BEGIN The input
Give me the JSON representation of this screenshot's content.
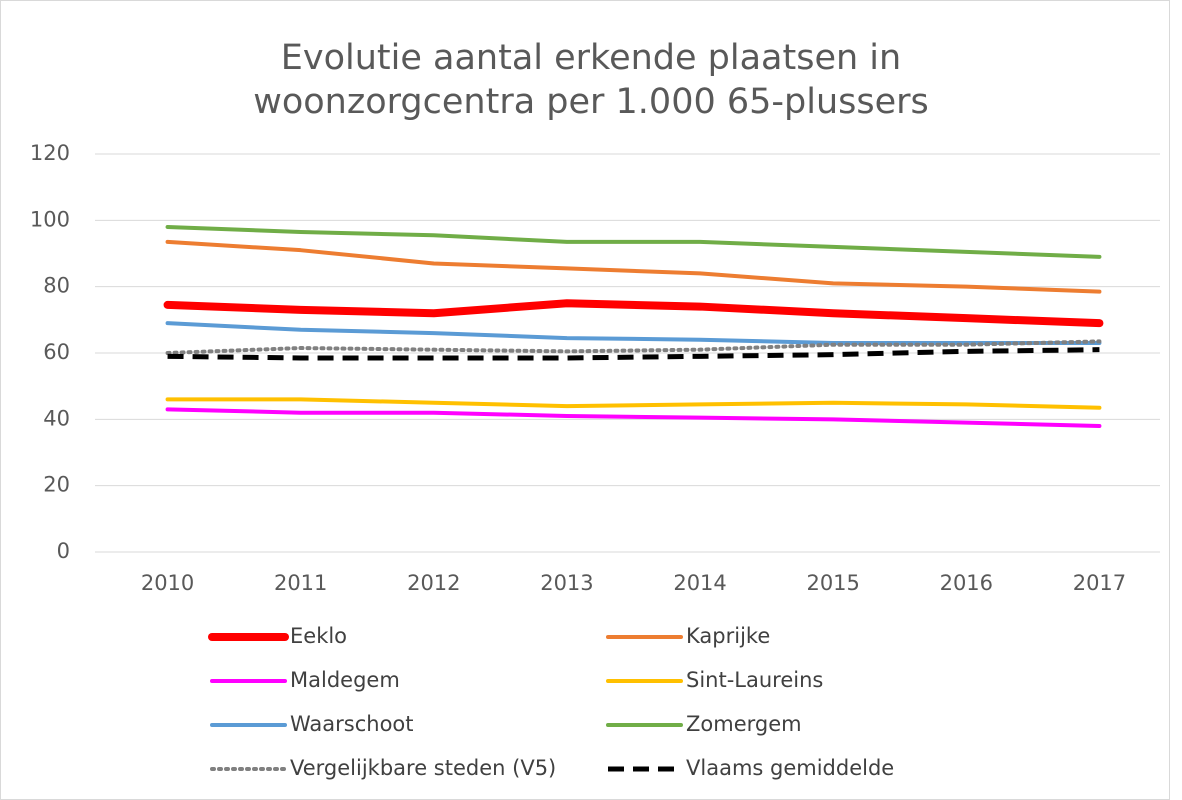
{
  "chart_data": {
    "type": "line",
    "title": "Evolutie aantal erkende plaatsen in woonzorgcentra per 1.000 65-plussers",
    "categories": [
      "2010",
      "2011",
      "2012",
      "2013",
      "2014",
      "2015",
      "2016",
      "2017"
    ],
    "ylim": [
      0,
      120
    ],
    "yticks": [
      0,
      20,
      40,
      60,
      80,
      100,
      120
    ],
    "grid": true,
    "series": [
      {
        "name": "Eeklo",
        "color": "#ff0000",
        "line_width": 8,
        "values": [
          74.5,
          73,
          72,
          75,
          74,
          72,
          70.5,
          69
        ]
      },
      {
        "name": "Kaprijke",
        "color": "#ed7d31",
        "line_width": 4,
        "values": [
          93.5,
          91,
          87,
          85.5,
          84,
          81,
          80,
          78.5
        ]
      },
      {
        "name": "Maldegem",
        "color": "#ff00ff",
        "line_width": 4,
        "values": [
          43,
          42,
          42,
          41,
          40.5,
          40,
          39,
          38
        ]
      },
      {
        "name": "Sint-Laureins",
        "color": "#ffc000",
        "line_width": 4,
        "values": [
          46,
          46,
          45,
          44,
          44.5,
          45,
          44.5,
          43.5
        ]
      },
      {
        "name": "Waarschoot",
        "color": "#5b9bd5",
        "line_width": 4,
        "values": [
          69,
          67,
          66,
          64.5,
          64,
          63,
          63,
          63
        ]
      },
      {
        "name": "Zomergem",
        "color": "#70ad47",
        "line_width": 4,
        "values": [
          98,
          96.5,
          95.5,
          93.5,
          93.5,
          92,
          90.5,
          89
        ]
      },
      {
        "name": "Vergelijkbare steden (V5)",
        "color": "#808080",
        "line_width": 4,
        "line_style": "dotted",
        "values": [
          60,
          61.5,
          61,
          60.5,
          61,
          62.5,
          62.5,
          63.5
        ]
      },
      {
        "name": "Vlaams gemiddelde",
        "color": "#000000",
        "line_width": 5,
        "line_style": "dashed",
        "values": [
          59,
          58.5,
          58.5,
          58.5,
          59,
          59.5,
          60.5,
          61
        ]
      }
    ]
  }
}
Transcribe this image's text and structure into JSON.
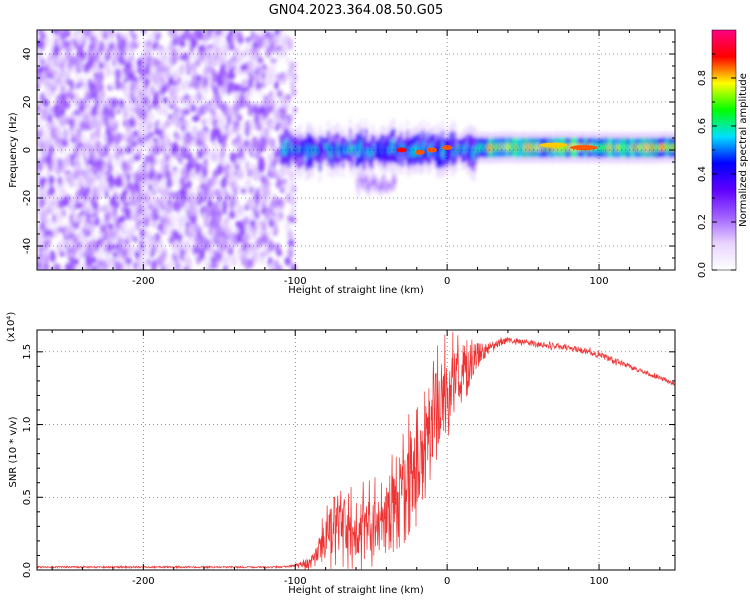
{
  "title": "GN04.2023.364.08.50.G05",
  "colors": {
    "snr_line": "#ee3333",
    "axis": "#000000",
    "grid": "#000000",
    "background": "#ffffff"
  },
  "colormap_stops": [
    "#ffffff",
    "#e8d4ff",
    "#a060ff",
    "#6000ff",
    "#0000ff",
    "#00e0ff",
    "#00ff00",
    "#ffff00",
    "#ff0000",
    "#ff0080"
  ],
  "chart_data": [
    {
      "type": "heatmap",
      "xlabel": "Height of straight line (km)",
      "ylabel": "Frequency (Hz)",
      "xlim": [
        -270,
        150
      ],
      "ylim": [
        -50,
        50
      ],
      "x_ticks": [
        -200,
        -100,
        0,
        100
      ],
      "y_ticks": [
        -40,
        -20,
        0,
        20,
        40
      ],
      "colorbar": {
        "label": "Normalized spectral amplitude",
        "range": [
          0,
          1
        ],
        "ticks": [
          "0.0",
          "0.2",
          "0.4",
          "0.6",
          "0.8"
        ]
      },
      "regions": [
        {
          "name": "diffuse noise",
          "x_range": [
            -270,
            -100
          ],
          "y_range": [
            -50,
            50
          ],
          "amplitude": 0.15
        },
        {
          "name": "signal band onset",
          "x_range": [
            -110,
            20
          ],
          "center_frequency": 0,
          "half_width": 5,
          "amplitude": 0.35
        },
        {
          "name": "stable carrier",
          "x_range": [
            20,
            150
          ],
          "center_frequency": 1,
          "half_width": 4,
          "amplitude": 0.5
        },
        {
          "name": "secondary trace",
          "x_range": [
            -60,
            -35
          ],
          "center_frequency": -14,
          "half_width": 2,
          "amplitude": 0.15
        }
      ],
      "peaks": [
        {
          "x": -30,
          "frequency": 0,
          "amplitude": 0.9
        },
        {
          "x": -18,
          "frequency": -1,
          "amplitude": 0.85
        },
        {
          "x": -10,
          "frequency": 0,
          "amplitude": 0.85
        },
        {
          "x": 0,
          "frequency": 1,
          "amplitude": 0.85
        },
        {
          "x": 70,
          "frequency": 2,
          "amplitude": 0.8
        },
        {
          "x": 90,
          "frequency": 1,
          "amplitude": 0.85
        }
      ]
    },
    {
      "type": "line",
      "xlabel": "Height of straight line (km)",
      "ylabel": "SNR (10 * v/v)",
      "scale_label": "(x10⁴)",
      "xlim": [
        -270,
        150
      ],
      "ylim": [
        0,
        1.65
      ],
      "x_ticks": [
        -200,
        -100,
        0,
        100
      ],
      "y_ticks": [
        "0.0",
        "0.5",
        "1.0",
        "1.5"
      ],
      "series": [
        {
          "x": [
            -270,
            -250,
            -200,
            -150,
            -110,
            -100,
            -90,
            -85,
            -80,
            -75,
            -70,
            -60,
            -50,
            -40,
            -30,
            -25,
            -20,
            -15,
            -10,
            -5,
            0,
            10,
            20,
            30,
            40,
            50,
            60,
            70,
            80,
            90,
            100,
            110,
            120,
            130,
            140,
            150
          ],
          "y": [
            0.02,
            0.02,
            0.02,
            0.02,
            0.02,
            0.03,
            0.05,
            0.1,
            0.2,
            0.3,
            0.35,
            0.3,
            0.3,
            0.35,
            0.5,
            0.6,
            0.75,
            0.85,
            1.0,
            1.1,
            1.2,
            1.35,
            1.48,
            1.55,
            1.58,
            1.57,
            1.55,
            1.54,
            1.53,
            1.51,
            1.48,
            1.44,
            1.4,
            1.36,
            1.32,
            1.28
          ],
          "noise_amplitude": [
            0,
            0,
            0,
            0,
            0,
            0.01,
            0.04,
            0.1,
            0.15,
            0.2,
            0.22,
            0.2,
            0.22,
            0.25,
            0.35,
            0.35,
            0.4,
            0.4,
            0.35,
            0.3,
            0.28,
            0.2,
            0.08,
            0.03,
            0.02,
            0.02,
            0.02,
            0.02,
            0.02,
            0.02,
            0.02,
            0.02,
            0.015,
            0.015,
            0.015,
            0.015
          ]
        }
      ]
    }
  ]
}
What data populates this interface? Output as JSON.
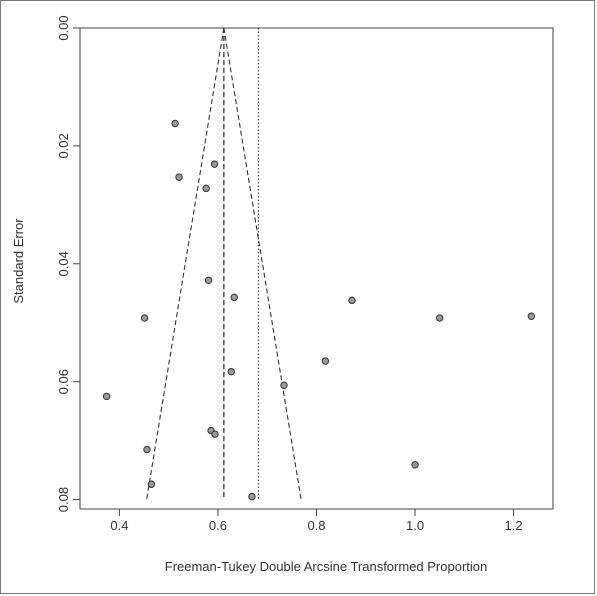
{
  "chart_data": {
    "type": "scatter",
    "title": "",
    "xlabel": "Freeman-Tukey Double Arcsine Transformed Proportion",
    "ylabel": "Standard Error",
    "xlim": [
      0.32,
      1.28
    ],
    "ylim": [
      0.0,
      0.0816
    ],
    "y_reversed": true,
    "x_ticks": [
      0.4,
      0.6,
      0.8,
      1.0,
      1.2
    ],
    "x_tick_labels": [
      "0.4",
      "0.6",
      "0.8",
      "1.0",
      "1.2"
    ],
    "y_ticks": [
      0.0,
      0.02,
      0.04,
      0.06,
      0.08
    ],
    "y_tick_labels": [
      "0.00",
      "0.02",
      "0.04",
      "0.06",
      "0.08"
    ],
    "pooled_estimate": 0.612,
    "reference_line": 0.682,
    "funnel_se_max": 0.08,
    "points": [
      {
        "x": 0.513,
        "y": 0.0162
      },
      {
        "x": 0.521,
        "y": 0.0253
      },
      {
        "x": 0.593,
        "y": 0.0231
      },
      {
        "x": 0.576,
        "y": 0.0272
      },
      {
        "x": 0.581,
        "y": 0.0428
      },
      {
        "x": 0.633,
        "y": 0.0457
      },
      {
        "x": 0.451,
        "y": 0.0492
      },
      {
        "x": 0.627,
        "y": 0.0583
      },
      {
        "x": 0.374,
        "y": 0.0625
      },
      {
        "x": 0.734,
        "y": 0.0606
      },
      {
        "x": 0.818,
        "y": 0.0565
      },
      {
        "x": 0.872,
        "y": 0.0462
      },
      {
        "x": 1.05,
        "y": 0.0492
      },
      {
        "x": 1.236,
        "y": 0.0489
      },
      {
        "x": 0.586,
        "y": 0.0683
      },
      {
        "x": 0.594,
        "y": 0.0689
      },
      {
        "x": 0.456,
        "y": 0.0715
      },
      {
        "x": 0.465,
        "y": 0.0774
      },
      {
        "x": 1.0,
        "y": 0.0741
      },
      {
        "x": 0.669,
        "y": 0.0795
      }
    ],
    "grid": false,
    "colors": {
      "point_fill": "#9a9a9a",
      "point_stroke": "#333333",
      "line": "#333333"
    }
  }
}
END The input
(Requirement):
Check every line of the listing for the string "ylabel" and report how many lines have it, as a number alone.

(Task solution):
3